DIRECTION »
Read the records and gather each line that includes "JSON".
● ● ● ● ● ● ●
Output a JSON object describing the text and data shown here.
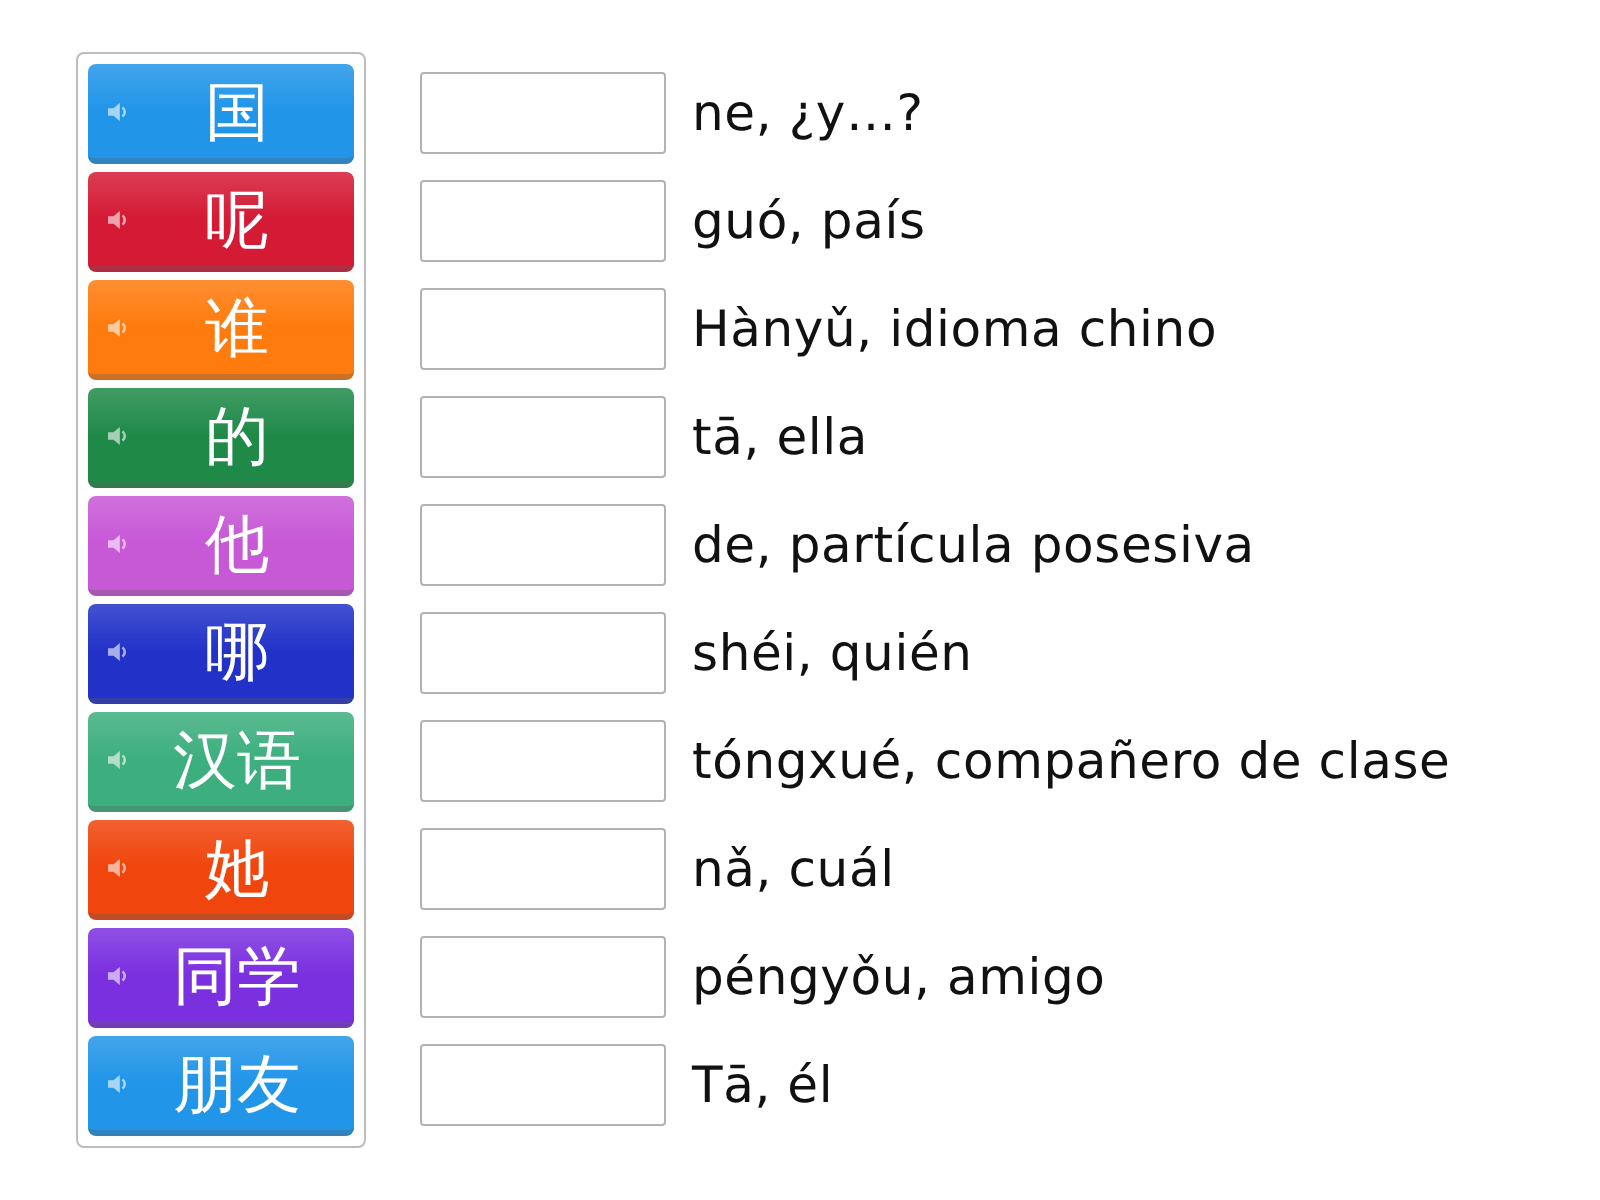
{
  "tiles": [
    {
      "text": "国",
      "color": "#2195e8"
    },
    {
      "text": "呢",
      "color": "#d41a35"
    },
    {
      "text": "谁",
      "color": "#ff7b0d"
    },
    {
      "text": "的",
      "color": "#1f8a48"
    },
    {
      "text": "他",
      "color": "#c758d6"
    },
    {
      "text": "哪",
      "color": "#2232c8"
    },
    {
      "text": "汉语",
      "color": "#3daf7e"
    },
    {
      "text": "她",
      "color": "#f0450c"
    },
    {
      "text": "同学",
      "color": "#7b30e0"
    },
    {
      "text": "朋友",
      "color": "#2195e8"
    }
  ],
  "answers": [
    {
      "text": "ne, ¿y…?"
    },
    {
      "text": "guó, país"
    },
    {
      "text": "Hànyǔ, idioma chino"
    },
    {
      "text": "tā, ella"
    },
    {
      "text": "de, partícula posesiva"
    },
    {
      "text": "shéi, quién"
    },
    {
      "text": "tóngxué, compañero de clase"
    },
    {
      "text": "nǎ, cuál"
    },
    {
      "text": "péngyǒu, amigo"
    },
    {
      "text": "Tā, él"
    }
  ]
}
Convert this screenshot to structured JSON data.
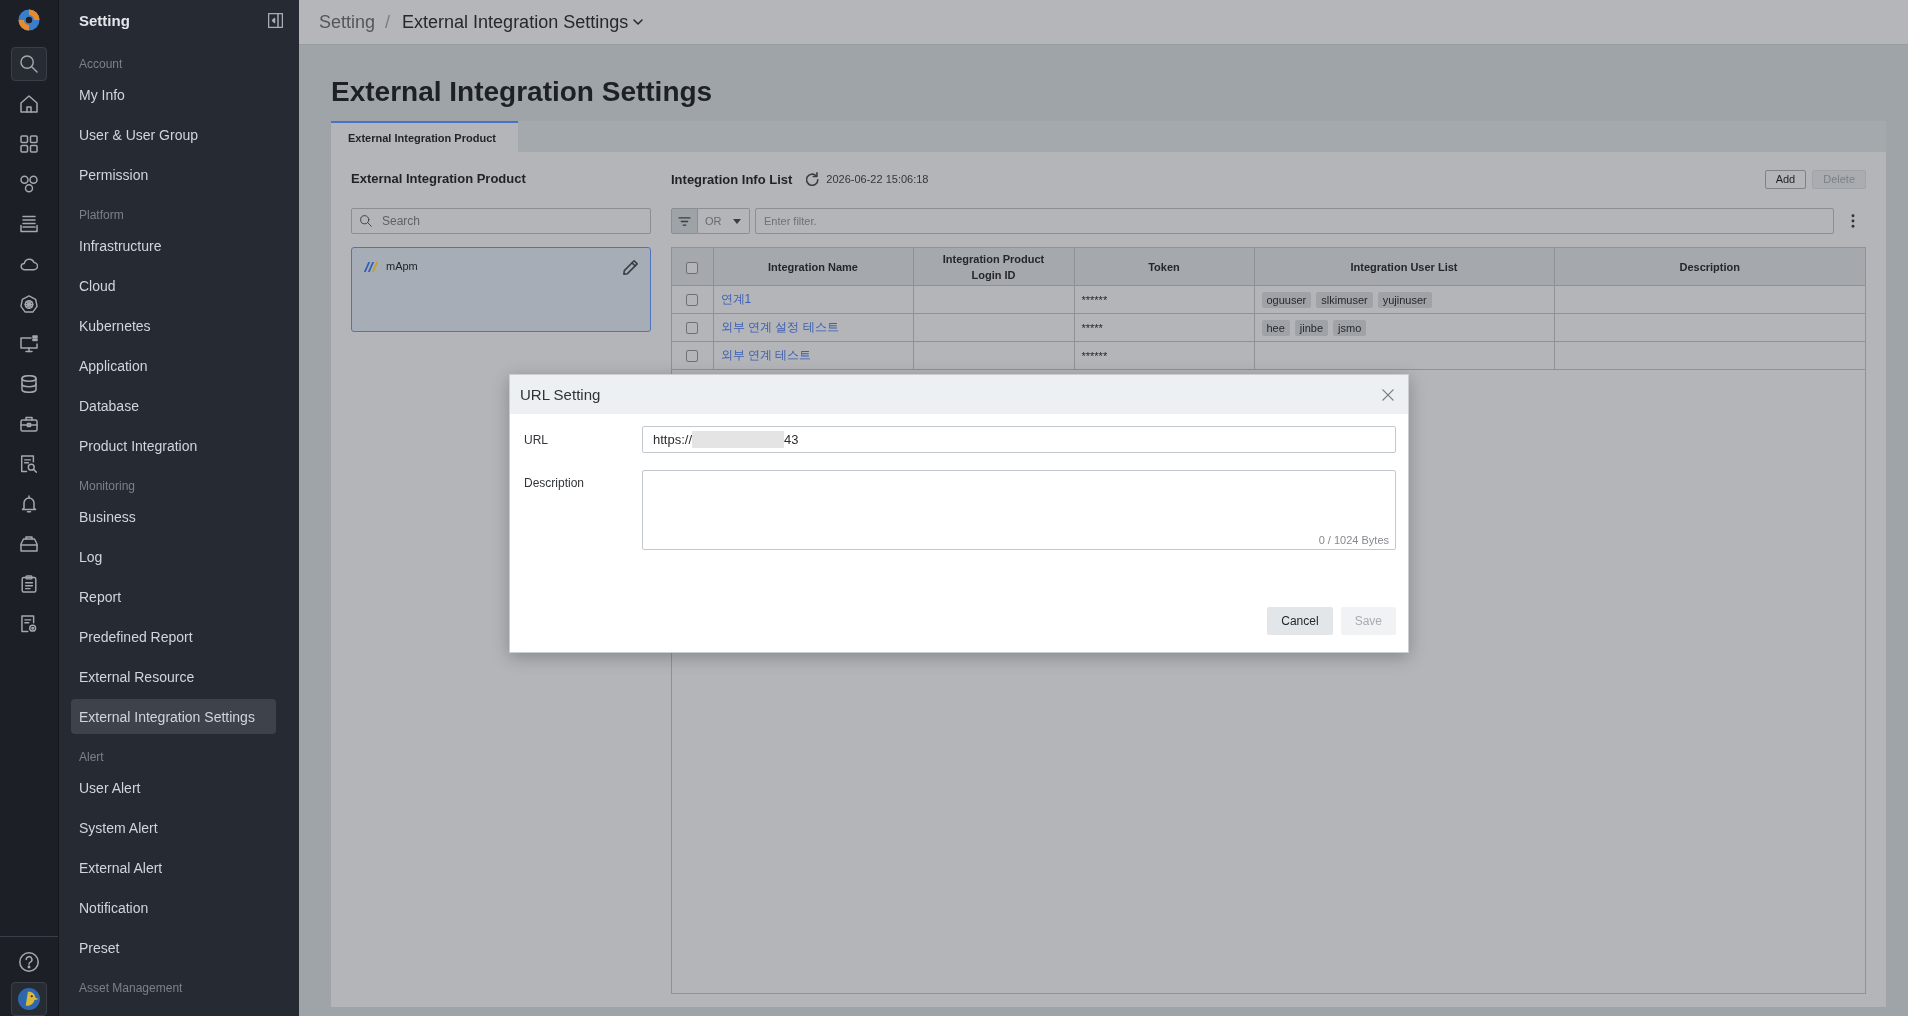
{
  "rail": {
    "items": [
      {
        "selected": true
      },
      {
        "selected": false
      },
      {
        "selected": false
      },
      {
        "selected": false
      },
      {
        "selected": false
      },
      {
        "selected": false
      },
      {
        "selected": false
      },
      {
        "selected": false
      },
      {
        "selected": false
      },
      {
        "selected": false
      },
      {
        "selected": false
      },
      {
        "selected": false
      },
      {
        "selected": false
      },
      {
        "selected": false
      },
      {
        "selected": false
      }
    ],
    "footer": [
      {
        "selected": false
      },
      {
        "selected": true
      }
    ]
  },
  "sidebar": {
    "title": "Setting",
    "groups": [
      {
        "label": "Account",
        "items": [
          {
            "label": "My Info",
            "selected": false
          },
          {
            "label": "User & User Group",
            "selected": false
          },
          {
            "label": "Permission",
            "selected": false
          }
        ]
      },
      {
        "label": "Platform",
        "items": [
          {
            "label": "Infrastructure",
            "selected": false
          },
          {
            "label": "Cloud",
            "selected": false
          },
          {
            "label": "Kubernetes",
            "selected": false
          },
          {
            "label": "Application",
            "selected": false
          },
          {
            "label": "Database",
            "selected": false
          },
          {
            "label": "Product Integration",
            "selected": false
          }
        ]
      },
      {
        "label": "Monitoring",
        "items": [
          {
            "label": "Business",
            "selected": false
          },
          {
            "label": "Log",
            "selected": false
          },
          {
            "label": "Report",
            "selected": false
          },
          {
            "label": "Predefined Report",
            "selected": false
          },
          {
            "label": "External Resource",
            "selected": false
          },
          {
            "label": "External Integration Settings",
            "selected": true
          }
        ]
      },
      {
        "label": "Alert",
        "items": [
          {
            "label": "User Alert",
            "selected": false
          },
          {
            "label": "System Alert",
            "selected": false
          },
          {
            "label": "External Alert",
            "selected": false
          },
          {
            "label": "Notification",
            "selected": false
          },
          {
            "label": "Preset",
            "selected": false
          }
        ]
      },
      {
        "label": "Asset Management"
      }
    ]
  },
  "header": {
    "breadcrumb": {
      "items": [
        "Setting",
        "External Integration Settings"
      ],
      "separator": "/"
    }
  },
  "page_title": "External Integration Settings",
  "tabs": [
    {
      "label": "External Integration Product",
      "selected": true
    }
  ],
  "product_panel": {
    "title": "External Integration Product",
    "search": {
      "placeholder": "Search"
    },
    "products": [
      {
        "name": "mApm",
        "selected": true
      }
    ]
  },
  "info_list": {
    "title": "Integration Info List",
    "updated": "2026-06-22 15:06:18",
    "buttons": [
      {
        "label": "Add",
        "disabled": false
      },
      {
        "label": "Delete",
        "disabled": true
      }
    ],
    "filter": {
      "operator": "OR",
      "placeholder": "Enter filter."
    },
    "table": {
      "all_checked": false,
      "columns": [
        "Integration Name",
        "Integration Product Login ID",
        "Token",
        "Integration User List",
        "Description"
      ],
      "rows": [
        {
          "checked": false,
          "name": "연계1",
          "token": "******",
          "users": [
            "oguuser",
            "slkimuser",
            "yujinuser"
          ]
        },
        {
          "checked": false,
          "name": "외부 연계 설정 테스트",
          "token": "*****",
          "users": [
            "hee",
            "jinbe",
            "jsmo"
          ]
        },
        {
          "checked": false,
          "name": "외부 연계 테스트",
          "token": "******"
        }
      ]
    }
  },
  "dialog": {
    "title": "URL Setting",
    "fields": [
      {
        "kind": "text",
        "label": "URL",
        "value_prefix": "https://",
        "redacted": true,
        "value_suffix": "43"
      },
      {
        "kind": "textarea",
        "label": "Description",
        "counter": "0 / 1024 Bytes"
      }
    ],
    "buttons": [
      {
        "label": "Cancel",
        "disabled": false
      },
      {
        "label": "Save",
        "disabled": true
      }
    ]
  }
}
● ● ● ● ● ● ●
REPLY TO THE TASK »
Output a JSON object describing the text and data shown here.
Convert this screenshot to structured JSON data.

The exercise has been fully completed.